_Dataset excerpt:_
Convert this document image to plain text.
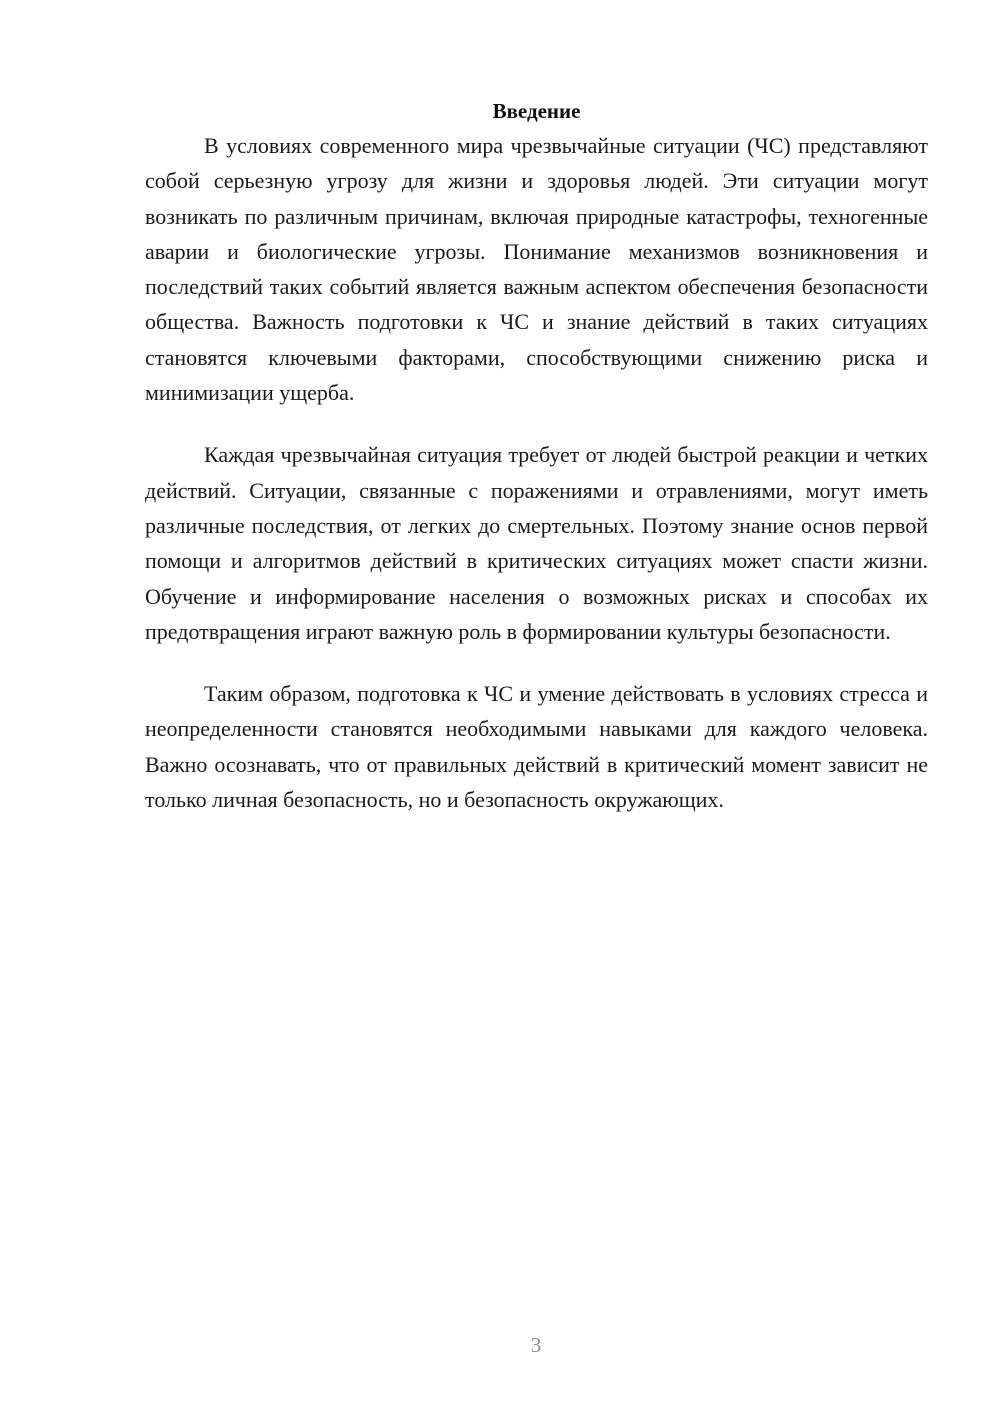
Введение

В условиях современного мира чрезвычайные ситуации (ЧС) представляют собой серьезную угрозу для жизни и здоровья людей. Эти ситуации могут возникать по различным причинам, включая природные катастрофы, техногенные аварии и биологические угрозы. Понимание механизмов возникновения и последствий таких событий является важным аспектом обеспечения безопасности общества. Важность подготовки к ЧС и знание действий в таких ситуациях становятся ключевыми факторами, способствующими снижению риска и минимизации ущерба.

Каждая чрезвычайная ситуация требует от людей быстрой реакции и четких действий. Ситуации, связанные с поражениями и отравлениями, могут иметь различные последствия, от легких до смертельных. Поэтому знание основ первой помощи и алгоритмов действий в критических ситуациях может спасти жизни. Обучение и информирование населения о возможных рисках и способах их предотвращения играют важную роль в формировании культуры безопасности.

Таким образом, подготовка к ЧС и умение действовать в условиях стресса и неопределенности становятся необходимыми навыками для каждого человека. Важно осознавать, что от правильных действий в критический момент зависит не только личная безопасность, но и безопасность окружающих.

3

_Objective:_
Transcribe the whole listing, character for character, but not its images.

_Answer to the exercise:_
Convert this document image to plain text.
Введение

В условиях современного мира чрезвычайные ситуации (ЧС) представляют собой серьезную угрозу для жизни и здоровья людей. Эти ситуации могут возникать по различным причинам, включая природные катастрофы, техногенные аварии и биологические угрозы. Понимание механизмов возникновения и последствий таких событий является важным аспектом обеспечения безопасности общества. Важность подготовки к ЧС и знание действий в таких ситуациях становятся ключевыми факторами, способствующими снижению риска и минимизации ущерба.

Каждая чрезвычайная ситуация требует от людей быстрой реакции и четких действий. Ситуации, связанные с поражениями и отравлениями, могут иметь различные последствия, от легких до смертельных. Поэтому знание основ первой помощи и алгоритмов действий в критических ситуациях может спасти жизни. Обучение и информирование населения о возможных рисках и способах их предотвращения играют важную роль в формировании культуры безопасности.

Таким образом, подготовка к ЧС и умение действовать в условиях стресса и неопределенности становятся необходимыми навыками для каждого человека. Важно осознавать, что от правильных действий в критический момент зависит не только личная безопасность, но и безопасность окружающих.

3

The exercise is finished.